[Work required]
Write only the number of lines holding the string "this".

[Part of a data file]

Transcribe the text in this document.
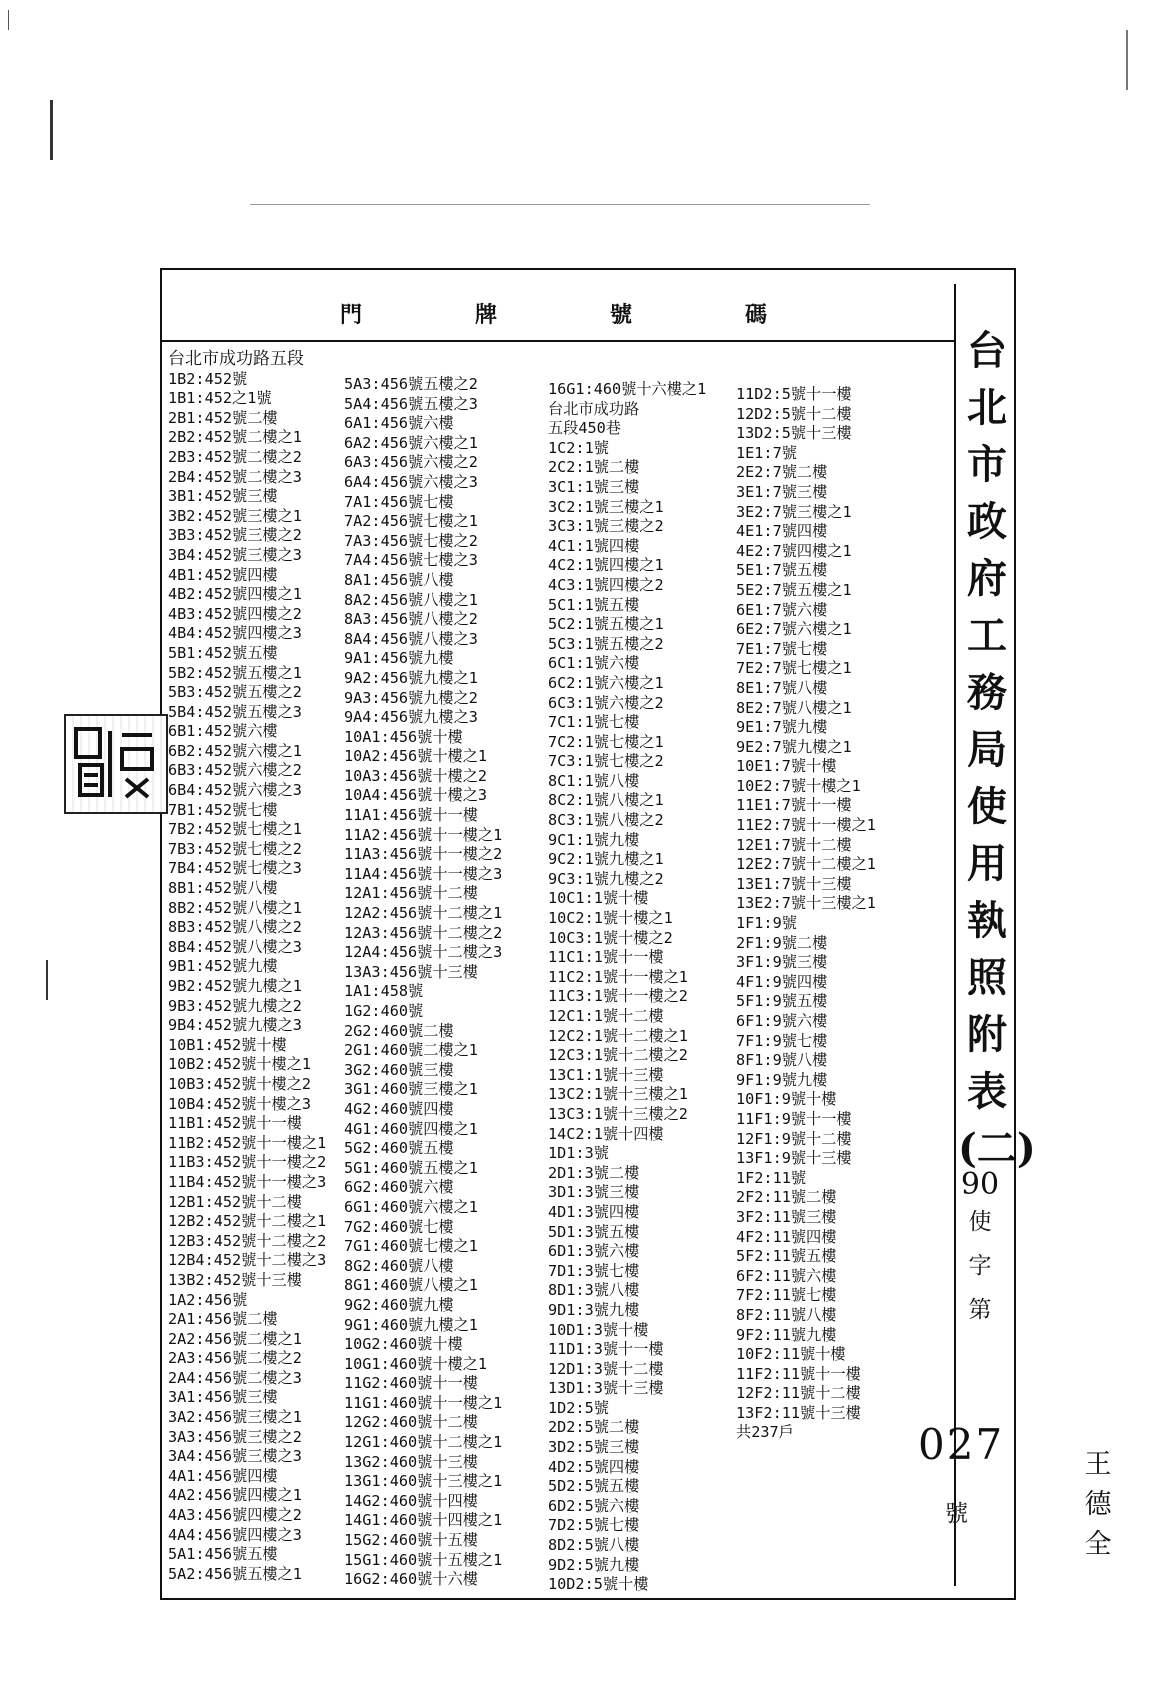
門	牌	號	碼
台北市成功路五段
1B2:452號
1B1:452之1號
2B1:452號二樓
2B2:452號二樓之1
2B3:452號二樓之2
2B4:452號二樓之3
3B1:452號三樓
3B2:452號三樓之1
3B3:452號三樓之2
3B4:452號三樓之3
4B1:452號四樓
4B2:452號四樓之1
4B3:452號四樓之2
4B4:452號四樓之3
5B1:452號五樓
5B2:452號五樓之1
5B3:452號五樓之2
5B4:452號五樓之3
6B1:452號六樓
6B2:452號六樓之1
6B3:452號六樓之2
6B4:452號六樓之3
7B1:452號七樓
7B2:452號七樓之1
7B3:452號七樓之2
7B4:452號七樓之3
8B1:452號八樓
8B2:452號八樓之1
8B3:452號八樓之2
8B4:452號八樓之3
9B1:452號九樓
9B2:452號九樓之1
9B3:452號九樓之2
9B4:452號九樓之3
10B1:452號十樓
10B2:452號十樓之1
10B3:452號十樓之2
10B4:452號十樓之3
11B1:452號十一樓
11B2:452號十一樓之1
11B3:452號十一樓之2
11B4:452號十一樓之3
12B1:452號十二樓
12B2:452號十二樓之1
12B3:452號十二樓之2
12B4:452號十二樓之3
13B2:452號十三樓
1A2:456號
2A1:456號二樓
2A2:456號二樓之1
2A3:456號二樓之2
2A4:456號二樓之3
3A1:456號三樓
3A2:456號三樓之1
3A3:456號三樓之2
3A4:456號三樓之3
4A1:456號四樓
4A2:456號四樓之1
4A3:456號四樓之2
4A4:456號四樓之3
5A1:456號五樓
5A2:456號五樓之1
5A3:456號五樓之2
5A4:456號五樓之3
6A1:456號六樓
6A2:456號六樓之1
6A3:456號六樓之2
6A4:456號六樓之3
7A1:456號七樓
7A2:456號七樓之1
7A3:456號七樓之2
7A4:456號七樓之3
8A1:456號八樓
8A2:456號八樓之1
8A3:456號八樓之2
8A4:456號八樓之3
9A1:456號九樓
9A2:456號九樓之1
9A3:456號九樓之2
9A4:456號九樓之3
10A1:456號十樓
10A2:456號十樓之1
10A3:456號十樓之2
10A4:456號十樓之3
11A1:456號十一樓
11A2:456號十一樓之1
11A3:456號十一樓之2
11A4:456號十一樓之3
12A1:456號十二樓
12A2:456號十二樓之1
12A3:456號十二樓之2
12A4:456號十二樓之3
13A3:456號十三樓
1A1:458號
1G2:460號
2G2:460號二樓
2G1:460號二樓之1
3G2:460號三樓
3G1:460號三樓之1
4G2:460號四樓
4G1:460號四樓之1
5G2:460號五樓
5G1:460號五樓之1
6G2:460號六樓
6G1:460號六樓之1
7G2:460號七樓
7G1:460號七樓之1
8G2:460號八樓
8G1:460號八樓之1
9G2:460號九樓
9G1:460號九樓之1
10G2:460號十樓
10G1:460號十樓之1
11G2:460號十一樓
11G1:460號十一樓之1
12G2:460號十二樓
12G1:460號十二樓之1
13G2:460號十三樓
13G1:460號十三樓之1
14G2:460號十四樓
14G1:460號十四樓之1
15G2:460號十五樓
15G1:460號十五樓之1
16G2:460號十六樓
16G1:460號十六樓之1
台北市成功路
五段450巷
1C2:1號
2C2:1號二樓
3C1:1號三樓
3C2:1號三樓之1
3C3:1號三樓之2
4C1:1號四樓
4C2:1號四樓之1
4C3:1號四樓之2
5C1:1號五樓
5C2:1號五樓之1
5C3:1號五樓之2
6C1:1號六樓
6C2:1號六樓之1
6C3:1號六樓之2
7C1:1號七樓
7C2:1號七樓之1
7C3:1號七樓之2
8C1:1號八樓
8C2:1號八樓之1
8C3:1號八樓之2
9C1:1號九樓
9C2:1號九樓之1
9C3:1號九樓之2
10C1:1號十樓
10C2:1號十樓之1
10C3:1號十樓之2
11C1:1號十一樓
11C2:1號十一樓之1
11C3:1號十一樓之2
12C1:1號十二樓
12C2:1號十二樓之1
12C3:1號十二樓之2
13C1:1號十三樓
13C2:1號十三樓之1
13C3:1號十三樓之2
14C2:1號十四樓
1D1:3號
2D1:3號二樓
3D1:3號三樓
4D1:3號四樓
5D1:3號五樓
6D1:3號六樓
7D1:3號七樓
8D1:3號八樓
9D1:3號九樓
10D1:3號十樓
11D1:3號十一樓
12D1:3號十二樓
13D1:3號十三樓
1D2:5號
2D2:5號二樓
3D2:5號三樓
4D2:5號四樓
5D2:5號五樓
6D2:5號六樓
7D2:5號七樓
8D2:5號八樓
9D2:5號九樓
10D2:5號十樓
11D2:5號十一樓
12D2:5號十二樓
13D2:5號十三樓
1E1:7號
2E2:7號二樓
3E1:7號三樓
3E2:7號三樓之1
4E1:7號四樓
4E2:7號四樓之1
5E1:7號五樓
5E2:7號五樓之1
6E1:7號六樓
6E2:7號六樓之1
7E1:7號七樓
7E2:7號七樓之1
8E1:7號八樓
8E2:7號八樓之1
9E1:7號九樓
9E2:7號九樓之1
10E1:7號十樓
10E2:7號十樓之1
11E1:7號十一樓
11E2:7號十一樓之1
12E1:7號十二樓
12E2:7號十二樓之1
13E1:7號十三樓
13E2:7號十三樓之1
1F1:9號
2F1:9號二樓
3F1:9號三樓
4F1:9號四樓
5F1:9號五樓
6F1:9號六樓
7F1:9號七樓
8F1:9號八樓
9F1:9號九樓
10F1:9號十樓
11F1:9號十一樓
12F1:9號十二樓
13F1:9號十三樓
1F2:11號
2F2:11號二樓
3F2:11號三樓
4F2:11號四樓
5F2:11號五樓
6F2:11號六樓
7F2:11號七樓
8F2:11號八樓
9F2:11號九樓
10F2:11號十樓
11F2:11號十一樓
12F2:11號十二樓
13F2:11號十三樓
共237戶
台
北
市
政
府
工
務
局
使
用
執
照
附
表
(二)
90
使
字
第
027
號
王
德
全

--

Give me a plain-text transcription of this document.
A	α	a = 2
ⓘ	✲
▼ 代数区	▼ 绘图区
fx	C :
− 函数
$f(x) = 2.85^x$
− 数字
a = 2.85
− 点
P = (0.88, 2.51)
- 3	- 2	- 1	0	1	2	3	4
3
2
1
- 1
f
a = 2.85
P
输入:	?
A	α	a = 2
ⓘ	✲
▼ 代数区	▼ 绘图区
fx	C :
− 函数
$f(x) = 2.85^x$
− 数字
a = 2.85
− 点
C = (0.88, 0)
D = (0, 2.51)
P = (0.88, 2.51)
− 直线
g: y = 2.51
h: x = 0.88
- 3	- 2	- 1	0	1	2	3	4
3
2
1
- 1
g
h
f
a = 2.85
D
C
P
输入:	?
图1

[Answer to the exercise]
2